Stored dataset items
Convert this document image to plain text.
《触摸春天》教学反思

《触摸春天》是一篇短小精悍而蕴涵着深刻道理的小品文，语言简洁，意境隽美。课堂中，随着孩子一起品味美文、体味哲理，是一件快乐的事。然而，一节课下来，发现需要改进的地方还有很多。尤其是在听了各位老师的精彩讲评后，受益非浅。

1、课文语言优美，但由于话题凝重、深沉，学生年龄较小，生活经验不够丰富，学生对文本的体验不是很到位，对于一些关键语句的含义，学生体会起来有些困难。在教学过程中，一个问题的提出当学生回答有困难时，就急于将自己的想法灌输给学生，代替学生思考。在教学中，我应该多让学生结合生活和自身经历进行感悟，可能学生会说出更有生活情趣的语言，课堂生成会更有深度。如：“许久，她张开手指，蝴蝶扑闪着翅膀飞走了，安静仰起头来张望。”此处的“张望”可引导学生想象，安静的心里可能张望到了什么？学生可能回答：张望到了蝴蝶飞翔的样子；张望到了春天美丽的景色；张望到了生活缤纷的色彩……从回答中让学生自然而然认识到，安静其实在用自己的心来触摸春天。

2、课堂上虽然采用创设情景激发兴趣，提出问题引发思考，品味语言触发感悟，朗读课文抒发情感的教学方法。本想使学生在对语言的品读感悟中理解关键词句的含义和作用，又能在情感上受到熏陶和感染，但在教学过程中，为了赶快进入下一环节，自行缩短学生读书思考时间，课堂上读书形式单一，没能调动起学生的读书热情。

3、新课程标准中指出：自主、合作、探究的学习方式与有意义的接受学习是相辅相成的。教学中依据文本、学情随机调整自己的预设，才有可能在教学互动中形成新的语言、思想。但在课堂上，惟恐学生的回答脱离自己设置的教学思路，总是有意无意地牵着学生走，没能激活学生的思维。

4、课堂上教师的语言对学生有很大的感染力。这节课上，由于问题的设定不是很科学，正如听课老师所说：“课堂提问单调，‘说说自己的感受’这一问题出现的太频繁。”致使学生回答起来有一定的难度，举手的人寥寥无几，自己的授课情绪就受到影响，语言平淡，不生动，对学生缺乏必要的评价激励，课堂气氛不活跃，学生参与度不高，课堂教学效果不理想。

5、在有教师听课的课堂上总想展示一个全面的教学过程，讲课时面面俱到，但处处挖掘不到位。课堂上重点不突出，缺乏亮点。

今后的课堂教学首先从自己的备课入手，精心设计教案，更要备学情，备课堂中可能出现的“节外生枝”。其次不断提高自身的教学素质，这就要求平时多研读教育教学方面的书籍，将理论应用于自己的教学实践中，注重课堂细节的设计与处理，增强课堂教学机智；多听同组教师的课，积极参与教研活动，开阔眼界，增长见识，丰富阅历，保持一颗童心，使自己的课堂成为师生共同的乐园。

- **TASK TO COMPLETE**:
Give back the whole listing, word for word.

- **ANSWER TO THE EXERCISE**:
Convert this document image to plain text.
《触摸春天》教学反思

《触摸春天》是一篇短小精悍而蕴涵着深刻道理的小品文，语言简洁，意境隽美。课堂中，随着孩子一起品味美文、体味哲理，是一件快乐的事。然而，一节课下来，发现需要改进的地方还有很多。尤其是在听了各位老师的精彩讲评后，受益非浅。

1、课文语言优美，但由于话题凝重、深沉，学生年龄较小，生活经验不够丰富，学生对文本的体验不是很到位，对于一些关键语句的含义，学生体会起来有些困难。在教学过程中，一个问题的提出当学生回答有困难时，就急于将自己的想法灌输给学生，代替学生思考。在教学中，我应该多让学生结合生活和自身经历进行感悟，可能学生会说出更有生活情趣的语言，课堂生成会更有深度。如：“许久，她张开手指，蝴蝶扑闪着翅膀飞走了，安静仰起头来张望。”此处的“张望”可引导学生想象，安静的心里可能张望到了什么？学生可能回答：张望到了蝴蝶飞翔的样子；张望到了春天美丽的景色；张望到了生活缤纷的色彩……从回答中让学生自然而然认识到，安静其实在用自己的心来触摸春天。

2、课堂上虽然采用创设情景激发兴趣，提出问题引发思考，品味语言触发感悟，朗读课文抒发情感的教学方法。本想使学生在对语言的品读感悟中理解关键词句的含义和作用，又能在情感上受到熏陶和感染，但在教学过程中，为了赶快进入下一环节，自行缩短学生读书思考时间，课堂上读书形式单一，没能调动起学生的读书热情。

3、新课程标准中指出：自主、合作、探究的学习方式与有意义的接受学习是相辅相成的。教学中依据文本、学情随机调整自己的预设，才有可能在教学互动中形成新的语言、思想。但在课堂上，惟恐学生的回答脱离自己设置的教学思路，总是有意无意地牵着学生走，没能激活学生的思维。

4、课堂上教师的语言对学生有很大的感染力。这节课上，由于问题的设定不是很科学，正如听课老师所说：“课堂提问单调，‘说说自己的感受’这一问题出现的太频繁。”致使学生回答起来有一定的难度，举手的人寥寥无几，自己的授课情绪就受到影响，语言平淡，不生动，对学生缺乏必要的评价激励，课堂气氛不活跃，学生参与度不高，课堂教学效果不理想。

5、在有教师听课的课堂上总想展示一个全面的教学过程，讲课时面面俱到，但处处挖掘不到位。课堂上重点不突出，缺乏亮点。

今后的课堂教学首先从自己的备课入手，精心设计教案，更要备学情，备课堂中可能出现的“节外生枝”。其次不断提高自身的教学素质，这就要求平时多研读教育教学方面的书籍，将理论应用于自己的教学实践中，注重课堂细节的设计与处理，增强课堂教学机智；多听同组教师的课，积极参与教研活动，开阔眼界，增长见识，丰富阅历，保持一颗童心，使自己的课堂成为师生共同的乐园。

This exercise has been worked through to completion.